■ Records supplied ■
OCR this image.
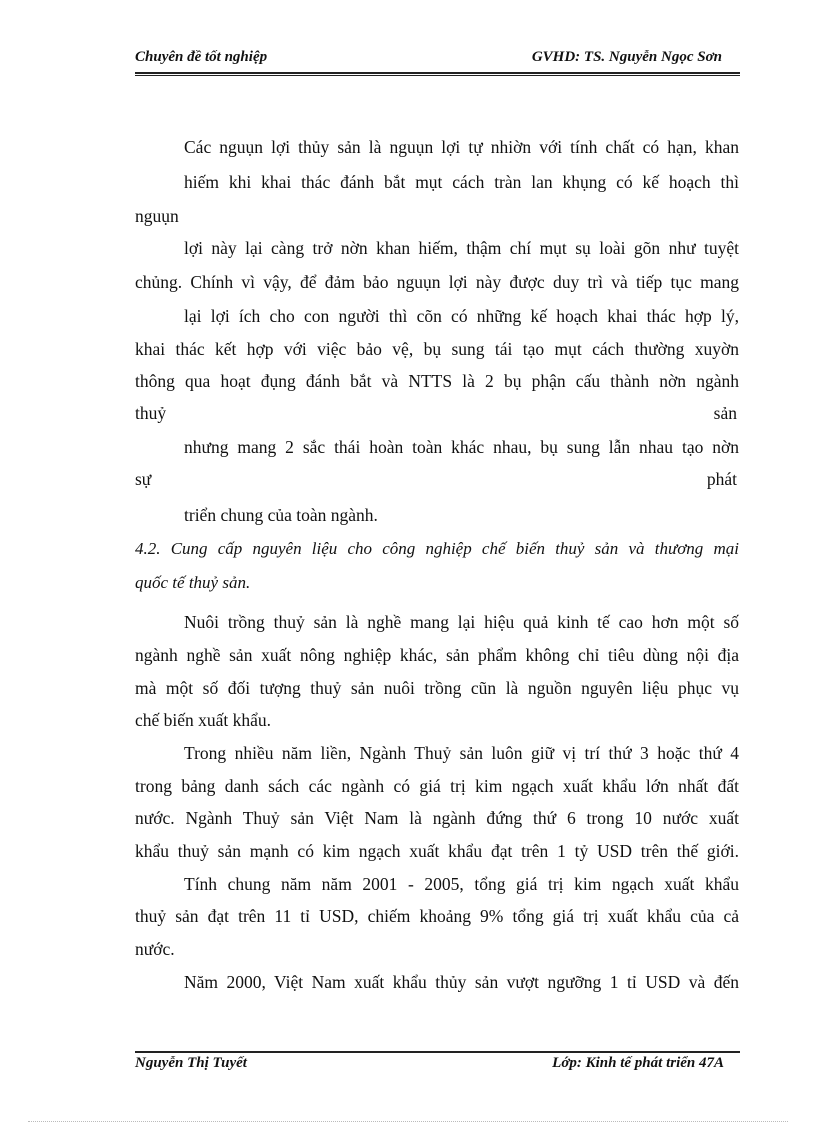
Chuyên đề tốt nghiệp	GVHD: TS. Nguyễn Ngọc Sơn
Các nguụn lợi thủy sản là nguụn lợi tự nhiờn với tính chất có hạn, khan
hiếm khi khai thác đánh bắt mụt cách tràn lan khụng có kế hoạch thì
nguụn
lợi này lại càng trở nờn khan hiếm, thậm chí mụt sụ loài gõn như tuyệt
chủng. Chính vì vậy, để đảm bảo nguụn lợi này được duy trì và tiếp tục mang
lại lợi ích cho con người thì cõn có những kế hoạch khai thác hợp lý,
khai thác kết hợp với việc bảo vệ, bụ sung tái tạo mụt cách thường xuyờn
thông qua hoạt đụng đánh bắt và NTTS là 2 bụ phận cấu thành nờn ngành
thuỷ	sản
nhưng mang 2 sắc thái hoàn toàn khác nhau, bụ sung lẫn nhau tạo nờn
sự	phát
triển chung của toàn ngành.
4.2. Cung cấp nguyên liệu cho công nghiệp chế biến thuỷ sản và thương mại
quốc tế thuỷ sản.
Nuôi trồng thuỷ sản là nghề mang lại hiệu quả kinh tế cao hơn một số
ngành nghề sản xuất nông nghiệp khác, sản phẩm không chỉ tiêu dùng nội địa
mà một số đối tượng thuỷ sản nuôi trồng cũn là nguồn nguyên liệu phục vụ
chế biến xuất khẩu.
Trong nhiều năm liền, Ngành Thuỷ sản luôn giữ vị trí thứ 3 hoặc thứ 4
trong bảng danh sách các ngành có giá trị kim ngạch xuất khẩu lớn nhất đất
nước. Ngành Thuỷ sản Việt Nam là ngành đứng thứ 6 trong 10 nước xuất
khẩu thuỷ sản mạnh có kim ngạch xuất khẩu đạt trên 1 tỷ USD trên thế giới.
Tính chung năm năm 2001 - 2005, tổng giá trị kim ngạch xuất khẩu
thuỷ sản đạt trên 11 tỉ USD, chiếm khoảng 9% tổng giá trị xuất khẩu của cả
nước.
Năm 2000, Việt Nam xuất khẩu thủy sản vượt ngưỡng 1 tỉ USD và đến
Nguyễn Thị Tuyết	Lớp: Kinh tế phát triển 47A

■ Exercise brief ■
Take every line from the data that contains the word "Việt".

■ Written answer ■
nước. Ngành Thuỷ sản Việt Nam là ngành đứng thứ 6 trong 10 nước xuất
Năm 2000, Việt Nam xuất khẩu thủy sản vượt ngưỡng 1 tỉ USD và đến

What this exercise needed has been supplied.